[Stored data entries]:
────────────────────────────────────────
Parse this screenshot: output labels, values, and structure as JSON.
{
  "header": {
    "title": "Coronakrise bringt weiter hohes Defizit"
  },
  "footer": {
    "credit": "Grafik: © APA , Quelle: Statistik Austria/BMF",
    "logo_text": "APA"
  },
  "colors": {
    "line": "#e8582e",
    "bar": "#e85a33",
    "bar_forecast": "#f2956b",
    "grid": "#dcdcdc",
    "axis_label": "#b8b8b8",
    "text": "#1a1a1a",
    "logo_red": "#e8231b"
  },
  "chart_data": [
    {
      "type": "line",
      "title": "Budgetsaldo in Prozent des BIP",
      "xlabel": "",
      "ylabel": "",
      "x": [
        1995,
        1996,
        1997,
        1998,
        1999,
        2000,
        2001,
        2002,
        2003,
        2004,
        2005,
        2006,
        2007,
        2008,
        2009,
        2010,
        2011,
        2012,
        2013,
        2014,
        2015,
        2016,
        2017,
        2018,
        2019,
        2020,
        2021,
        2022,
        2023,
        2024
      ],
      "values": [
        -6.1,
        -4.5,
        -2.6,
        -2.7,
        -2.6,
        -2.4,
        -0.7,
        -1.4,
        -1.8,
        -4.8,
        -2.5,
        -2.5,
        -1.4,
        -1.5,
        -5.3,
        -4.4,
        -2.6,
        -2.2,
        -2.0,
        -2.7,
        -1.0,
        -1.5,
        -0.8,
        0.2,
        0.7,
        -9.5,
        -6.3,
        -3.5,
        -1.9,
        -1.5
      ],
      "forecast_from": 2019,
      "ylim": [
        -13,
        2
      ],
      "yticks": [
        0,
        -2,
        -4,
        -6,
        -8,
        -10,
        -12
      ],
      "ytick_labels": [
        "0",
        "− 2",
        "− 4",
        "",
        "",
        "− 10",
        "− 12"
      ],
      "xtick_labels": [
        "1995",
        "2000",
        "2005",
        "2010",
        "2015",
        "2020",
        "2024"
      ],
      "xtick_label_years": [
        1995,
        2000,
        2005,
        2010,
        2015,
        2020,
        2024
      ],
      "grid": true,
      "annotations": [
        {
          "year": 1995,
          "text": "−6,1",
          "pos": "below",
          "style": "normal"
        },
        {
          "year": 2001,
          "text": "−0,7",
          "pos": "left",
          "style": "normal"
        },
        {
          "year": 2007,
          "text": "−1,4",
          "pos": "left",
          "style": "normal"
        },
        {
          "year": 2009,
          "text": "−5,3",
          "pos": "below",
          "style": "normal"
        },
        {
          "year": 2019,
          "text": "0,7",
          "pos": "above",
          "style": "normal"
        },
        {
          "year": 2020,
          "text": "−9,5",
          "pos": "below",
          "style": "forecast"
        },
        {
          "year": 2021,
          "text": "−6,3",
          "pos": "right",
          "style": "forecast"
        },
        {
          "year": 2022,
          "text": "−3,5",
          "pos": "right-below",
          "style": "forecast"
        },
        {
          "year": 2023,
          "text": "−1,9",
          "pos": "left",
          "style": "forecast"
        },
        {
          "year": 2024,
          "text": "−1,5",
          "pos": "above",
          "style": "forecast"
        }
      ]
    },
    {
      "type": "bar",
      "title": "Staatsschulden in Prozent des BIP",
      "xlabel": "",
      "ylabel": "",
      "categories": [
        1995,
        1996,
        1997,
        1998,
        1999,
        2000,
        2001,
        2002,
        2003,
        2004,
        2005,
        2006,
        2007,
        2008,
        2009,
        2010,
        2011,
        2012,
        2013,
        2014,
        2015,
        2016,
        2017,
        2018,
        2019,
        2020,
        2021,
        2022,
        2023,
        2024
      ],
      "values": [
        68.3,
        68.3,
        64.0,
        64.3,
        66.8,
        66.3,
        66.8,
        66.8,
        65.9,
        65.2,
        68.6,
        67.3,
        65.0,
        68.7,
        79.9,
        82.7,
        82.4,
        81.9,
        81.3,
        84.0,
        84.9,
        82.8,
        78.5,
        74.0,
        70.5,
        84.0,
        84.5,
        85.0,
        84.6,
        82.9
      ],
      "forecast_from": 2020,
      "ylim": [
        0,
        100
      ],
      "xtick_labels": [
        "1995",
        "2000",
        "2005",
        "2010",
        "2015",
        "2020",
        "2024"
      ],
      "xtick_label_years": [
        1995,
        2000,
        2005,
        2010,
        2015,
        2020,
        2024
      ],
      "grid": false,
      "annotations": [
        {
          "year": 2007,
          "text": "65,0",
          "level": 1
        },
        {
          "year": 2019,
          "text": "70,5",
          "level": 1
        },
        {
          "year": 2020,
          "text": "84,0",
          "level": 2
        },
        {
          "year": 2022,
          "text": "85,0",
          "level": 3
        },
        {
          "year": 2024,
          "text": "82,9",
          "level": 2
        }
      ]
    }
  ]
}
────────────────────────────────────────
[WHAT IS BEING ASKED]: Lines holding the word "title" in the entries above are the ones to pull out. Copy them all.

[RESPONSE TO THE EXERCISE]:
    "title": "Coronakrise bringt weiter hohes Defizit"
      "title": "Budgetsaldo in Prozent des BIP",
      "title": "Staatsschulden in Prozent des BIP",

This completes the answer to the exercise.